A Day Of Wine Tasting, Wine Not?
Grow Talk by Sofy Robertson
Photography by Sofy Robertson
I would safely class myself as an ‘enjoyer of wine’; I can happily spend half an hour perusing the wine sections of supermarkets, picking up bottles and considering their descriptions and I love the part that comes after: the drinking of my chosen wine(s). In terms of making an informed choice, however, I can honestly say that despite all of my perusing, I would always chosen an Argentinian Malbec, a Chilean Merlot or a Kiwi Sauvignon Blanc. All that was set to change as I arrived at Kenton Park Estate for my Wine and Spirit Education Trust (WSET) course with the South West Wine School.
After spending nearly two hours in the car due to several wrong turns followed by a Devon Diversion, I was more than ready for a glass of wine, despite the early hour. As I joked to my husband in the car, we couldn’t have chosen a more beautiful place to be lost. With views reaching over lush fields and forest, Kenton Park Estate is nestled in a truly enviable part of the countryside.
We were meeting in The Old Winery, surrounded by vineyards stripped bare by winter, and olive trees twisting from large pots. The Motley Cru bar was laden with pastries and breakfast treats to reward our travels so these and coffee were the first orders of the day.
As I enjoyed my pain au chocolat and coffee, we did the rounds and I met Hayley Reynolds who runs Raw Food and Drink PR as well as the South West Wine School with her husband, Jonathan. Hayley and Jonathan’s passion for their industry was immediately clear and Hayley explained her own journey from wine ‘novice’ to holding a WSET Diploma. It’s also worth mentioning that on top of these two businesses, she has a young family to raise. Wonder Woman incarnate? I was beginning to think so.
After a bit of a natter and a sugar kick, our little group headed next door with our course leader Rebecca Mitchell, a wine expert with over twenty years’ experience, including a role as Head Sommelier at Gidleigh Park. Rebecca explained that the WSET course that we were about to undertake was the most recognised qualification in the UK.
We took our seats, each place laid with six wine glasses, waiting to be filled. This may have intimidated lesser wine ‘enjoyers’ but it filled me with great anticipation. My only slight concern was sitting the exam at the end of the day after who knew how much wine… but perhaps I would test better if slightly inebriated.

(Dataset entries)
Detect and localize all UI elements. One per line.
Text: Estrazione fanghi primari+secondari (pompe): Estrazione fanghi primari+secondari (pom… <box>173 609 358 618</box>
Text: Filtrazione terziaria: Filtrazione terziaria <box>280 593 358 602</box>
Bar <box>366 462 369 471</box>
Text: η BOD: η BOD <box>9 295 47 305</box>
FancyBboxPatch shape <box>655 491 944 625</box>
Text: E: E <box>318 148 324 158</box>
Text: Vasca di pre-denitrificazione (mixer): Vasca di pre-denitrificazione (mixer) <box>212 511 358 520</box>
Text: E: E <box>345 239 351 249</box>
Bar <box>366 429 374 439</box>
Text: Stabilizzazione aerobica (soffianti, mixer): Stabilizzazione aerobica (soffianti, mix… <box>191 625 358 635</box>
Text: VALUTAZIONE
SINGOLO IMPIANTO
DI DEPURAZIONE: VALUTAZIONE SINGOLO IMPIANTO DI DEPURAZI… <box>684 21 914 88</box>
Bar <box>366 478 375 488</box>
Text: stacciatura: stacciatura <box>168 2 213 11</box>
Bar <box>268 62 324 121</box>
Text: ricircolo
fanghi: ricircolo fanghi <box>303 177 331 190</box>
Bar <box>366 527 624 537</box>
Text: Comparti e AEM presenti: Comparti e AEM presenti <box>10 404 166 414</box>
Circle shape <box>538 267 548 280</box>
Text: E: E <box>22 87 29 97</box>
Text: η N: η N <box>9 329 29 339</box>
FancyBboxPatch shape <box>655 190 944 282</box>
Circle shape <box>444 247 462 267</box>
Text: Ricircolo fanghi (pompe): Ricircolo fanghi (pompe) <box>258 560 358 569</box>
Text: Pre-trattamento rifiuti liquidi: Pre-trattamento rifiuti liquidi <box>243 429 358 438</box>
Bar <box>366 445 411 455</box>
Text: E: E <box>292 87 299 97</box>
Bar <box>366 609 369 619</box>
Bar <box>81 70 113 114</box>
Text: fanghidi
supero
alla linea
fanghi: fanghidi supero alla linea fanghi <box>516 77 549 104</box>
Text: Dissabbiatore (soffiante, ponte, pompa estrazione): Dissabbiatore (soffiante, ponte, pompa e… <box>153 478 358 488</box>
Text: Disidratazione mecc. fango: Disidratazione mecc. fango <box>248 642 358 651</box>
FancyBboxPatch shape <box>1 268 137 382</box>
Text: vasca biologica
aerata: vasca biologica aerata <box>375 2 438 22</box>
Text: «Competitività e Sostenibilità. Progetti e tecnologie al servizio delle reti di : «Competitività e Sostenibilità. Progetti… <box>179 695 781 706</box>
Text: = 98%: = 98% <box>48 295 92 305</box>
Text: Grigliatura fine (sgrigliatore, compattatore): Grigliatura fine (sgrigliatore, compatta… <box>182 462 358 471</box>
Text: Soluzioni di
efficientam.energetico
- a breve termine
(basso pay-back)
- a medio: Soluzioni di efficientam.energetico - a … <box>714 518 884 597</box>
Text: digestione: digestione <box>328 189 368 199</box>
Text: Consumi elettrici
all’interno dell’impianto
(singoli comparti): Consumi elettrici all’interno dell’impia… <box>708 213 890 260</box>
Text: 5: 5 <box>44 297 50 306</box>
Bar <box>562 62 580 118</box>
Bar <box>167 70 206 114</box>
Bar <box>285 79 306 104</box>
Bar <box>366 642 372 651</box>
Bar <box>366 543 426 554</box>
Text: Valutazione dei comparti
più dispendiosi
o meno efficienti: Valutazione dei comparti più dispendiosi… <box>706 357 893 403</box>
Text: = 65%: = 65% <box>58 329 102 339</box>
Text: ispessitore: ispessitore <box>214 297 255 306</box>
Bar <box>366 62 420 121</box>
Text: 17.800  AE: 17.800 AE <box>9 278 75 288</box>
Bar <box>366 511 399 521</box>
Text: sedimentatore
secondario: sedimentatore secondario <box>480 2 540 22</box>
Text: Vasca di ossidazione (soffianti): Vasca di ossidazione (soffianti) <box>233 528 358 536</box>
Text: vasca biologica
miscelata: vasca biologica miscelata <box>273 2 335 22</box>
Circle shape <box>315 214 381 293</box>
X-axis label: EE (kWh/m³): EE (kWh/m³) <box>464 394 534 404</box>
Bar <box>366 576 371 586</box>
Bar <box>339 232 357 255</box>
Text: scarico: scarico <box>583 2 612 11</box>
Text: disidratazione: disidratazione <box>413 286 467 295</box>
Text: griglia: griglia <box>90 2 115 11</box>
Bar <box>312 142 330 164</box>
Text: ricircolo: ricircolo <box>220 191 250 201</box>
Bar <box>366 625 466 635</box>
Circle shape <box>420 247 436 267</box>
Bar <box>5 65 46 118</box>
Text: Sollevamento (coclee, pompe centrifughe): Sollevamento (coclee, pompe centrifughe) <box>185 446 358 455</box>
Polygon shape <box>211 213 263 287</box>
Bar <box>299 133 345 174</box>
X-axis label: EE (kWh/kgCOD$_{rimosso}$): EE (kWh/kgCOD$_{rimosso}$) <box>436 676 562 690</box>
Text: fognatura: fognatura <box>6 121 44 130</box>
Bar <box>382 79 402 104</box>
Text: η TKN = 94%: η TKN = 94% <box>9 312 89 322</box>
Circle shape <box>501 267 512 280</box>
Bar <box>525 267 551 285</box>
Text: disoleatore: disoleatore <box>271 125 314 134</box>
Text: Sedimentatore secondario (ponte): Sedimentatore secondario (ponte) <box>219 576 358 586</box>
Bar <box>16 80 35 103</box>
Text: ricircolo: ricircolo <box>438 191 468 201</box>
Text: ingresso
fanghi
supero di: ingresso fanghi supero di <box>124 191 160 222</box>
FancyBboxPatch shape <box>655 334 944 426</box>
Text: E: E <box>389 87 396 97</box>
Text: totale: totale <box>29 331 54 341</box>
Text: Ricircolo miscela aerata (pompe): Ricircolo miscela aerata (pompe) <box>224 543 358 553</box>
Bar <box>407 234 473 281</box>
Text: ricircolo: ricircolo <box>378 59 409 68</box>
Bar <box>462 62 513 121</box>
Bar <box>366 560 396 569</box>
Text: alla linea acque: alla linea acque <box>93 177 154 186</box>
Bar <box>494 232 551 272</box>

● **ACTIVITIES**:
(1) Copy the passage of the wine-tasting article that opens with the words "As I enjoyed" and closes with "qualification in the UK.".
(2) Name every person identified by name in the wine-tasting article.
(3) Pick up the wine-tasting article after its final sentence and carry it on.
The dataset entries stand apart from the wine-tasting article as separate material.

● **TASK-BY-TASK ANSWERS**:
(1)
As I enjoyed my pain au chocolat and coffee, we did the rounds and I met Hayley Reynolds who runs Raw Food and Drink PR as well as the South West Wine School with her husband, Jonathan. Hayley and Jonathan’s passion for their industry was immediately clear and Hayley explained her own journey from wine ‘novice’ to holding a WSET Diploma. It’s also worth mentioning that on top of these two businesses, she has a young family to raise. Wonder Woman incarnate? I was beginning to think so.
After a bit of a natter and a sugar kick, our little group headed next door with our course leader Rebecca Mitchell, a wine expert with over twenty years’ experience, including a role as Head Sommelier at Gidleigh Park. Rebecca explained that the WSET course that we were about to undertake was the most recognised qualification in the UK.

(2) Sofy Robertson, Hayley Reynolds, Jonathan, Rebecca Mitchell

(3)
The timetable for the day was also laid out in front of us and so we got stuck in, beginning with an introduction to wines and wine-making which spanned the first fifteen pages of our booklet. Having been on many courses before, albeit most of them teaching courses where wine was a distant promise for the end of the day, it was clear that Rebecca knew her stuff. She didn’t teach exclusively from the slides or booklet and soon we were rapidly annotating our diagrams and the typed information given to us. My previous knowledge of wines began to seem laughably limited.
After a mid-morning break, the real work began; the wine tasting. We learned the systematic approach to tasting wine, a three-stage process, as well as how to properly appreciate the palate of wines. My husband has always deemed my knowledge of wine to be better than his and therefore the responsibility of tasting in restaurants has always fallen to me. In these instances, I’ve taken a quick gulp before nodding or smiling my approval. Not so here. We learned where to hold the wine in our mouths and how to allow air in to properly taste it, which I have to be honest, resulted in a lot of dribbling in my first few attempts.
Having always stuck rather rigidly to certain wine comfort zones (I’m fairly certain I have used the phrase ‘you can’t go wrong with a merlot’ on many occasions), it was refreshing to taste varieties that I wouldn’t usually choose and from countries that I wouldn’t always go for. Having also largely avoided rosé, perhaps due to the connotations that a binge-drinking culture has given it, I was pleasantly surprised by the French offering Rebecca provided.
After a hard morning of tasting and describing six varieties of wine, it was time for lunch and we were able to take through a couple of our glasses to enjoy with our sandwiches and cheese in the stylish Motley Cru bar.
The afternoon held a mix of theory and practical; we worked through a wine list, recommending wines based on our growing knowledge of varieties and flavours as well as learning about storage and service. The next practical part was the pairing activity. Here we had a variety of items to eat from the different taste categories. We had learned the theory of what is meant to happen when pairing a sweet food with a highly acidic wine, for instance, and now we were putting it to the test.
I have always enjoyed science, so adding alcohol into the mix brought the subject to a whole new level. I came to realise that I had been choosing wines wrongly for years; I had steered clear of varieties such as chardonnay, being of the impression that I didn’t like that style when actually I just wasn’t drinking it with the right food. At this moment I decided that my WSET course booklet would become my wine bible and that it would need to accompany me on every trip to the supermarket wine aisle.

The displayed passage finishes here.